# What you will do:
Pictures stay out of the copy; output exactly the lines from the one containing "Decode this chart: output" through the end of the material.

▼▼▼

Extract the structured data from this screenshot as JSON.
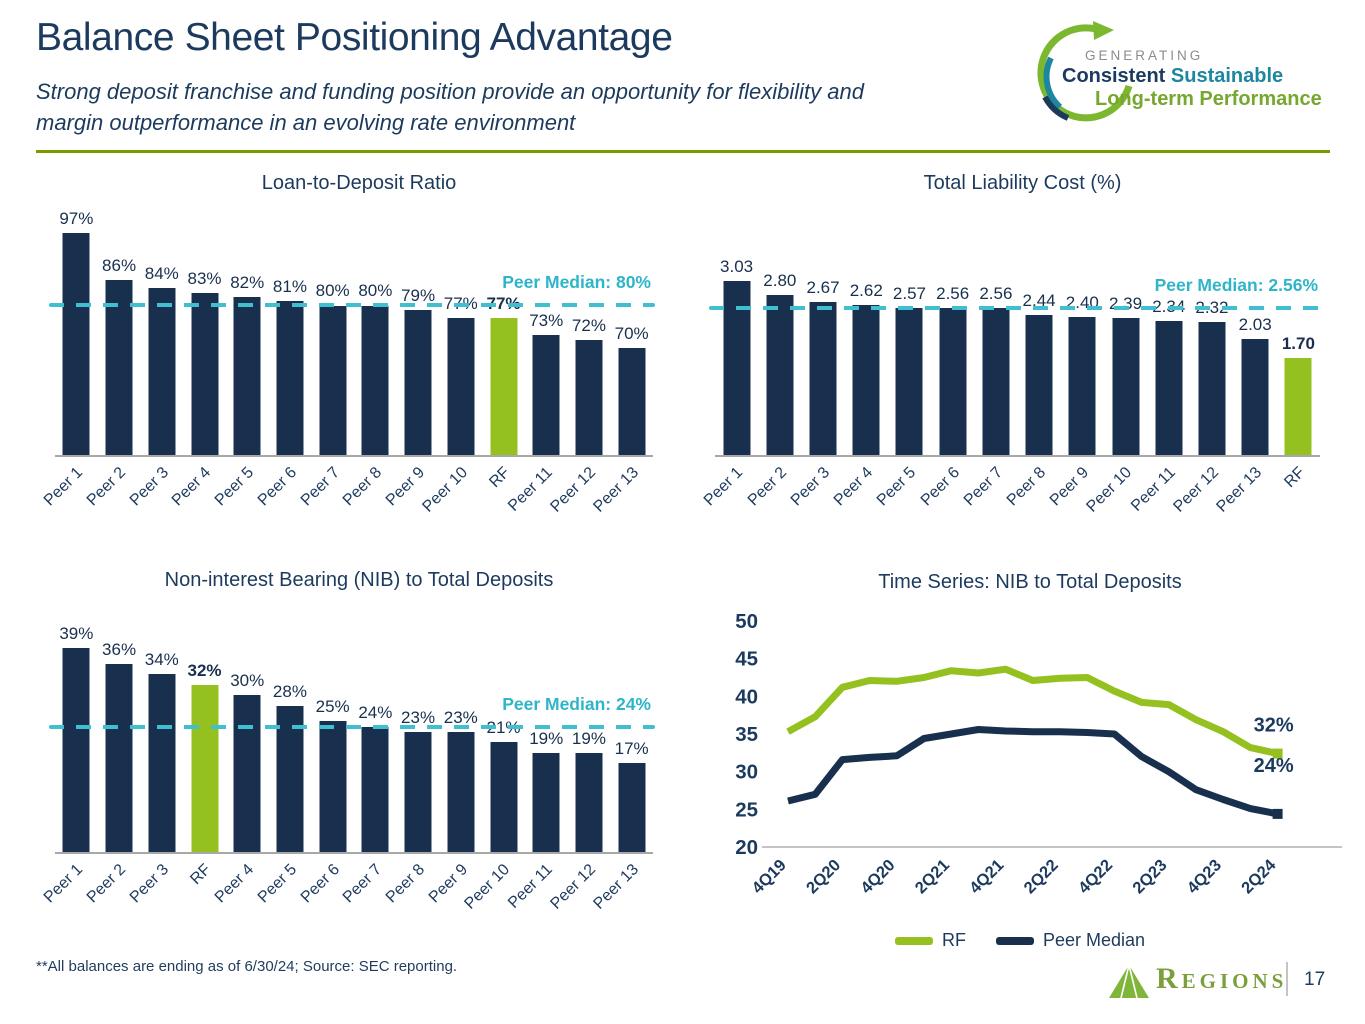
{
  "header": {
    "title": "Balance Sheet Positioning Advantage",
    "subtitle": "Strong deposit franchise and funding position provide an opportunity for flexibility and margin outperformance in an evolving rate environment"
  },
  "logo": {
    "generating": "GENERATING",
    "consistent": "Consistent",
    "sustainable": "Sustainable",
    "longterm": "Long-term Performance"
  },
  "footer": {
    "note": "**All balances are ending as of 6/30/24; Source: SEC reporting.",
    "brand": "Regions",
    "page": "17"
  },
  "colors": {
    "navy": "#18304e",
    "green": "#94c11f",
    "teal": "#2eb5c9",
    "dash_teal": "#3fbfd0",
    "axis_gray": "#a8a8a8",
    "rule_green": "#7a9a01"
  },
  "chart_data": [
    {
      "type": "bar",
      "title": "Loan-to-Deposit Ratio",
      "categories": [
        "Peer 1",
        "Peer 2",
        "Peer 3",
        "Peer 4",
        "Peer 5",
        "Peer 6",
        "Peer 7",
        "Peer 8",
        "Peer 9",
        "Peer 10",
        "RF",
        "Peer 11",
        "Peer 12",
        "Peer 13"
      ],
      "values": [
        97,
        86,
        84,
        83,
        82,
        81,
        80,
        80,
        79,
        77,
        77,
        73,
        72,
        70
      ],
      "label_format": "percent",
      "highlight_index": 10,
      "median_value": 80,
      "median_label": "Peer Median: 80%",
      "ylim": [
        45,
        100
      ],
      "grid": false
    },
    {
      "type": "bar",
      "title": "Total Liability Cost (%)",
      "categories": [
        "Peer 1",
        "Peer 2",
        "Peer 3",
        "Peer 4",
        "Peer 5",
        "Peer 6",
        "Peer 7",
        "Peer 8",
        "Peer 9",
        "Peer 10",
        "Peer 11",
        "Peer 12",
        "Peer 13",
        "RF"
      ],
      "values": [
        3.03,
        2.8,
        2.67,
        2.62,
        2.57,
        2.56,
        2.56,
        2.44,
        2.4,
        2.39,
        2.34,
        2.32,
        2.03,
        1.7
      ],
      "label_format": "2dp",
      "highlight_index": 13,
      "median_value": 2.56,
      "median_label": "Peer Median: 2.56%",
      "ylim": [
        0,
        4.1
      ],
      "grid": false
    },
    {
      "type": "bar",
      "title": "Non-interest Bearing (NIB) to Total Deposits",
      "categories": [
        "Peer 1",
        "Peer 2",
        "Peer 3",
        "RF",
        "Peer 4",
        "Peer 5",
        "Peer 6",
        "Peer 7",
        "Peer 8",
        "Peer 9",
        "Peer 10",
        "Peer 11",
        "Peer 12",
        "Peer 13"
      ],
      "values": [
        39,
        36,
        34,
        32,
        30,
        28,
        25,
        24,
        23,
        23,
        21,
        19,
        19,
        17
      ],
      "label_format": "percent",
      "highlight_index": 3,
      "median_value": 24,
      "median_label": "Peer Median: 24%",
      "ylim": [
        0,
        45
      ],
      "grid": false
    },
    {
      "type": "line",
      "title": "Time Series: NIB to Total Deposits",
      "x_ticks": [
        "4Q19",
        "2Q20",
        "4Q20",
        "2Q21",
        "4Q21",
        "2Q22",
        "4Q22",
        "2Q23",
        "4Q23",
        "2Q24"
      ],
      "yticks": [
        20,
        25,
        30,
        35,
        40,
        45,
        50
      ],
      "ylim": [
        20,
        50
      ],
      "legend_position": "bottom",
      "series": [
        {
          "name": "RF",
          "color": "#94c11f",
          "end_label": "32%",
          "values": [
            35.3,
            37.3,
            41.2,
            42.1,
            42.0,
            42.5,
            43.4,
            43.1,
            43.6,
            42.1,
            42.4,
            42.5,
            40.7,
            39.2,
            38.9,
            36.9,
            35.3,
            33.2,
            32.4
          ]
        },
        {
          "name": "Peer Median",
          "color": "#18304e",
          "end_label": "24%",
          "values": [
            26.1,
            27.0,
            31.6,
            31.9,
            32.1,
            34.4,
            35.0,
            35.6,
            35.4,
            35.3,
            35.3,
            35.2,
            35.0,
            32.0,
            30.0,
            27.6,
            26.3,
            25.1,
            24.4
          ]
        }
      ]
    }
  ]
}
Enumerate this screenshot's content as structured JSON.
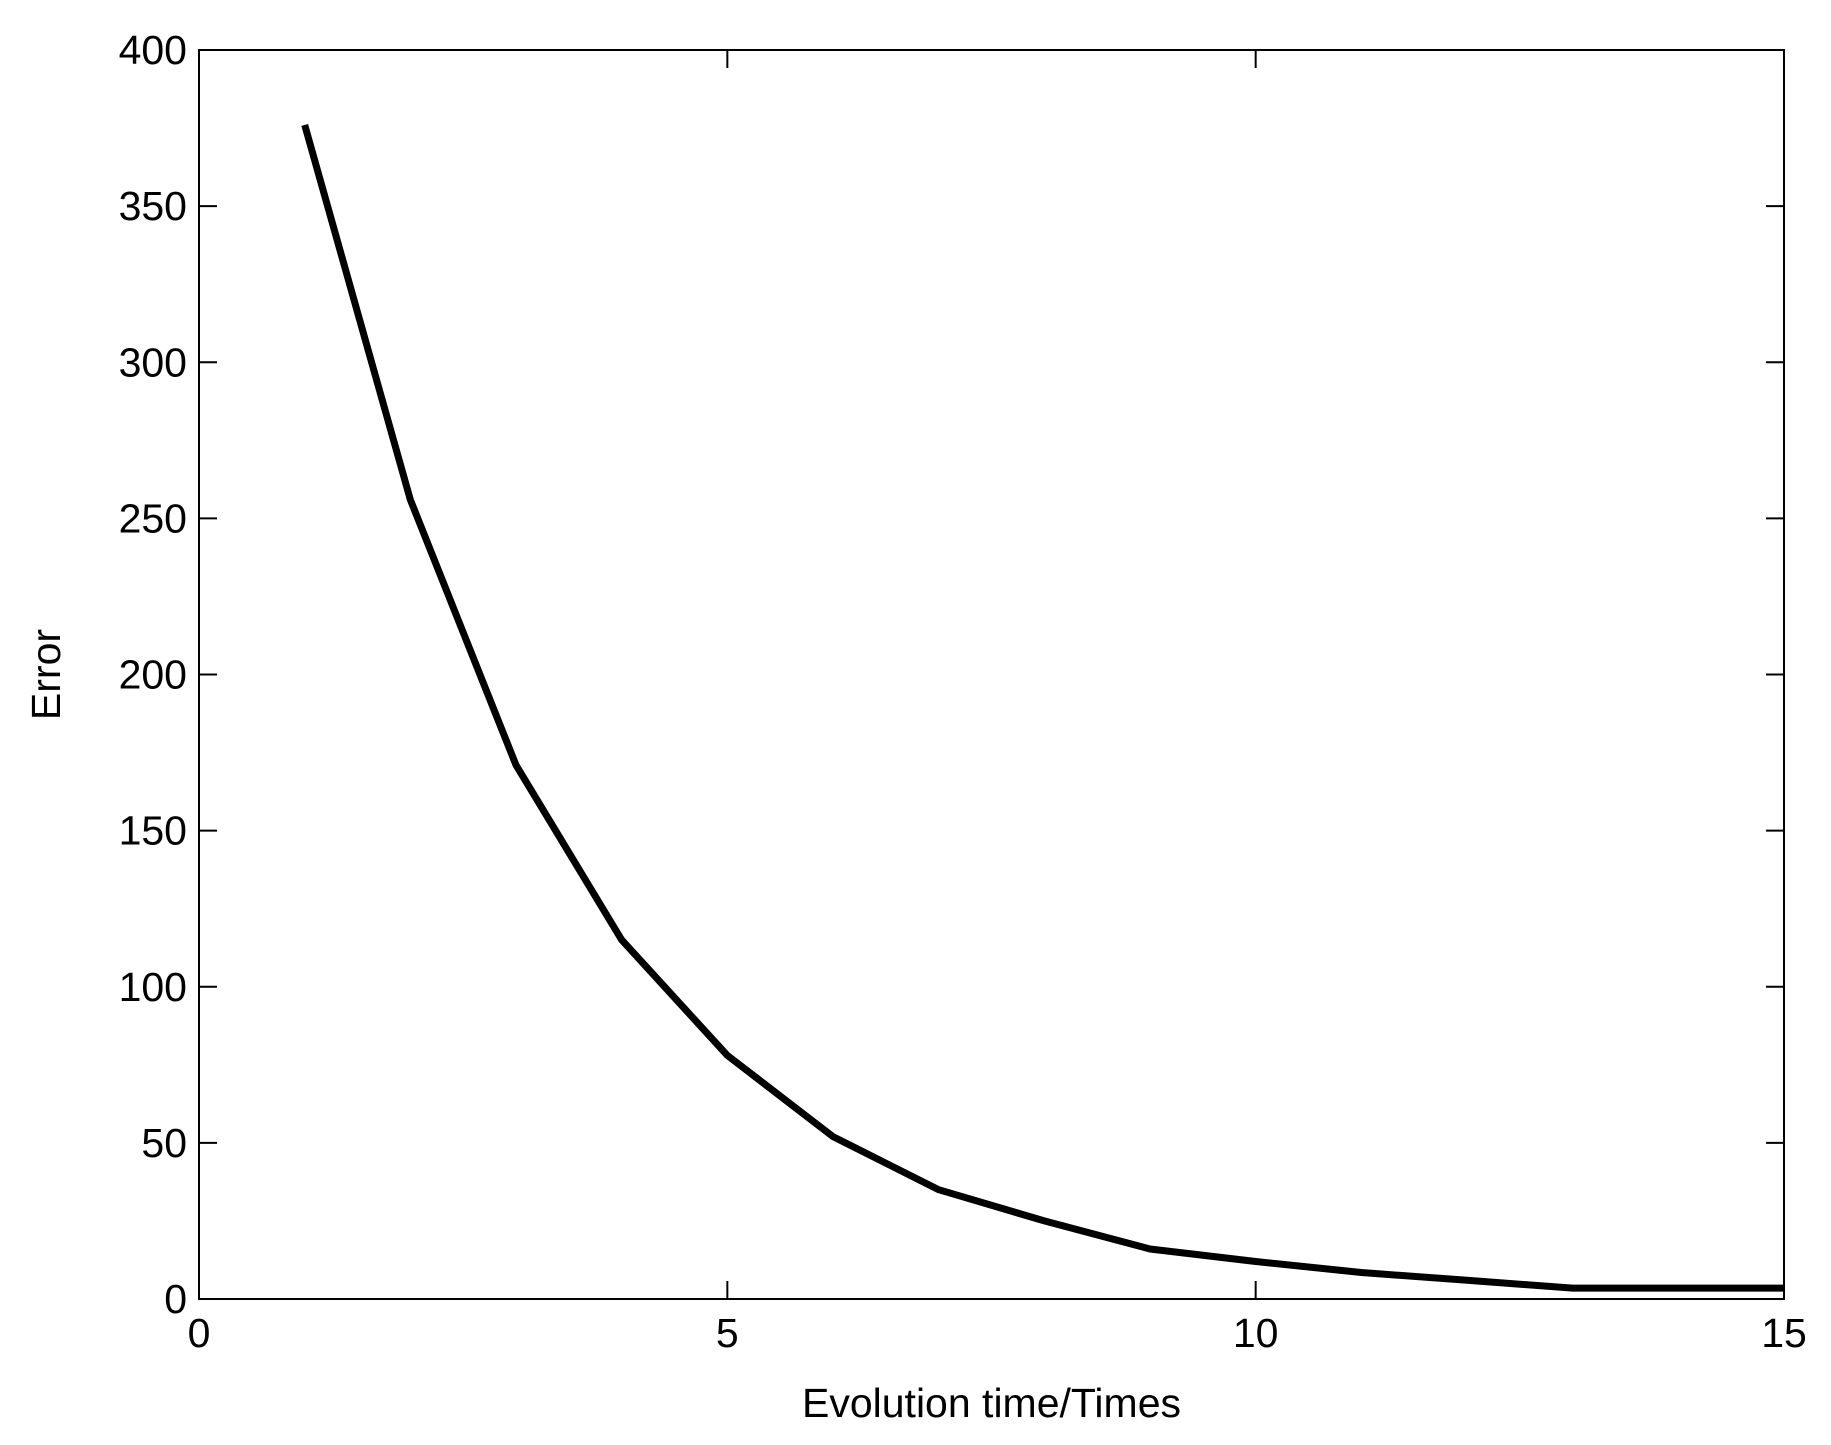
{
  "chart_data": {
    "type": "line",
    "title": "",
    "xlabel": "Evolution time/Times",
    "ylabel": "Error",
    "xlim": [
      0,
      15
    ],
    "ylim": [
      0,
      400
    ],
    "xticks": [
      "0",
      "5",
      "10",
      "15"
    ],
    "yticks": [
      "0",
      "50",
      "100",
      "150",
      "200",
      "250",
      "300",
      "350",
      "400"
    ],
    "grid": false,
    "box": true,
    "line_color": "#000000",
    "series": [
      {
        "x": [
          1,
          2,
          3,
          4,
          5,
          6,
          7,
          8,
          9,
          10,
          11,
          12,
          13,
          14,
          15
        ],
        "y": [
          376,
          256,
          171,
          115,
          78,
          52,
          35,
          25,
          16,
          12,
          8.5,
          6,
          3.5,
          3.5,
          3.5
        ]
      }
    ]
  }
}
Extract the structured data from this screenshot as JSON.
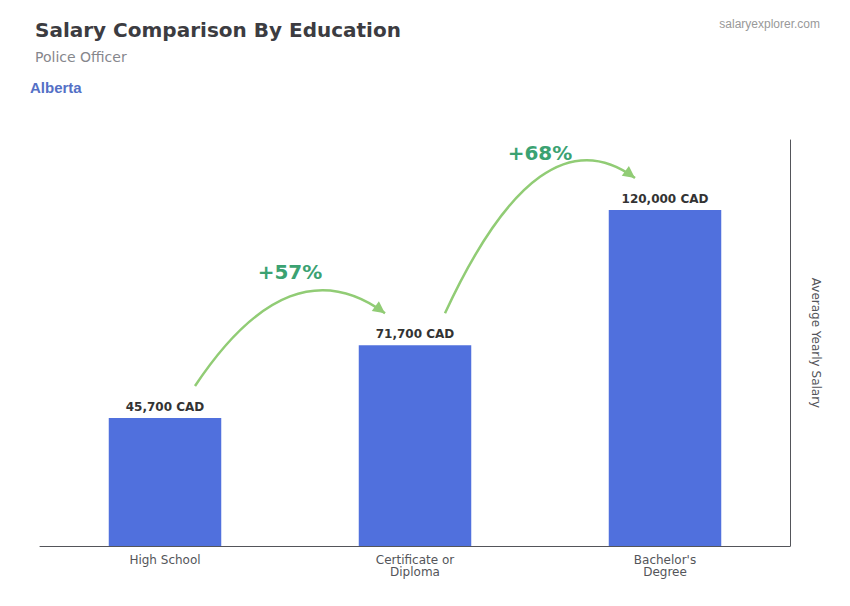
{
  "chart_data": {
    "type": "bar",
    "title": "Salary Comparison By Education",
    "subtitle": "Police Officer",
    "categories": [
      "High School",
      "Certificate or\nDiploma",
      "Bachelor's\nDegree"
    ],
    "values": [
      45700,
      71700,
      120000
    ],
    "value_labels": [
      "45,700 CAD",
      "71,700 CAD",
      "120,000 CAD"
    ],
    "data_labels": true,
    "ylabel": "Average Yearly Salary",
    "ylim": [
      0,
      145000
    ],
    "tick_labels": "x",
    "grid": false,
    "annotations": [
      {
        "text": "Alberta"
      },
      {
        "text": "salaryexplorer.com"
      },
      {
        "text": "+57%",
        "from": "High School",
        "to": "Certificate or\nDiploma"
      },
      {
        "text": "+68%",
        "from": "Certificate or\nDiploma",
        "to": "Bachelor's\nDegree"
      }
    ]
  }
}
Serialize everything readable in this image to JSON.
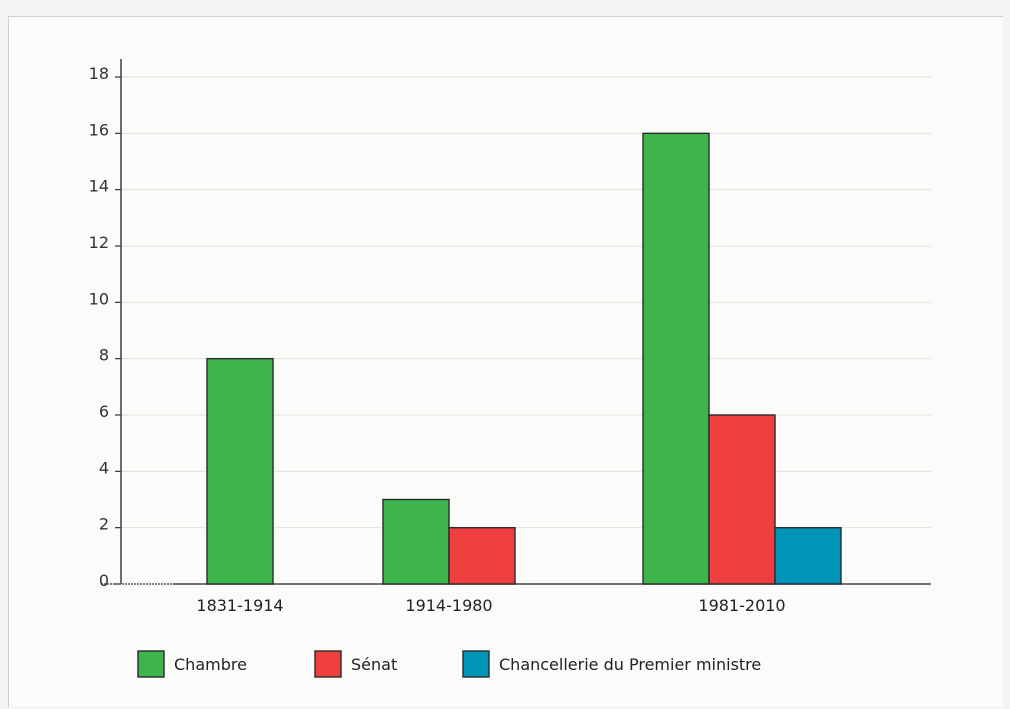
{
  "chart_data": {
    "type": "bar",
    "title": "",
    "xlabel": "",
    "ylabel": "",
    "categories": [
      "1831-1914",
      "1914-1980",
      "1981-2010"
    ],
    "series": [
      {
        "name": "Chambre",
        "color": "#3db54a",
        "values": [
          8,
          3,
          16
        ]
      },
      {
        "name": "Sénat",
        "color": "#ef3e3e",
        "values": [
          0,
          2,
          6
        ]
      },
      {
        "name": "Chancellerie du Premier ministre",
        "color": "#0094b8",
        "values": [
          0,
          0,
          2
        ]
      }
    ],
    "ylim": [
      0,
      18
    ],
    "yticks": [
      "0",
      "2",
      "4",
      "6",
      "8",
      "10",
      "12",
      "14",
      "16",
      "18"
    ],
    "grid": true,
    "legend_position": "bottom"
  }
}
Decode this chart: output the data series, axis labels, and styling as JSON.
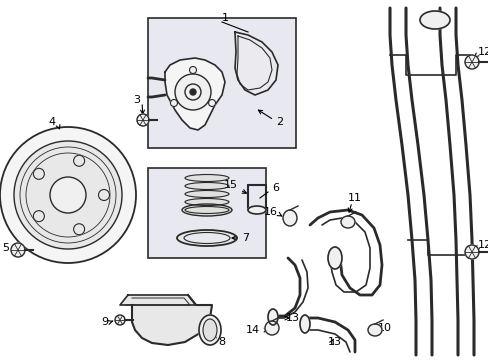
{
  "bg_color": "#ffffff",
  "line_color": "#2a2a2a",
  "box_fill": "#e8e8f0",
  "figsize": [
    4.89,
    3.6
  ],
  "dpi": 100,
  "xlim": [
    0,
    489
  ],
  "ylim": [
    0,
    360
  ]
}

▲▲▲

# The response:
Decode this chart: output the data series, axis labels, and styling as JSON.
{
  "bg_color": "#ffffff",
  "line_color": "#2a2a2a",
  "box_fill": "#e8e8f0",
  "figsize": [
    4.89,
    3.6
  ],
  "dpi": 100,
  "xlim": [
    0,
    489
  ],
  "ylim": [
    0,
    360
  ]
}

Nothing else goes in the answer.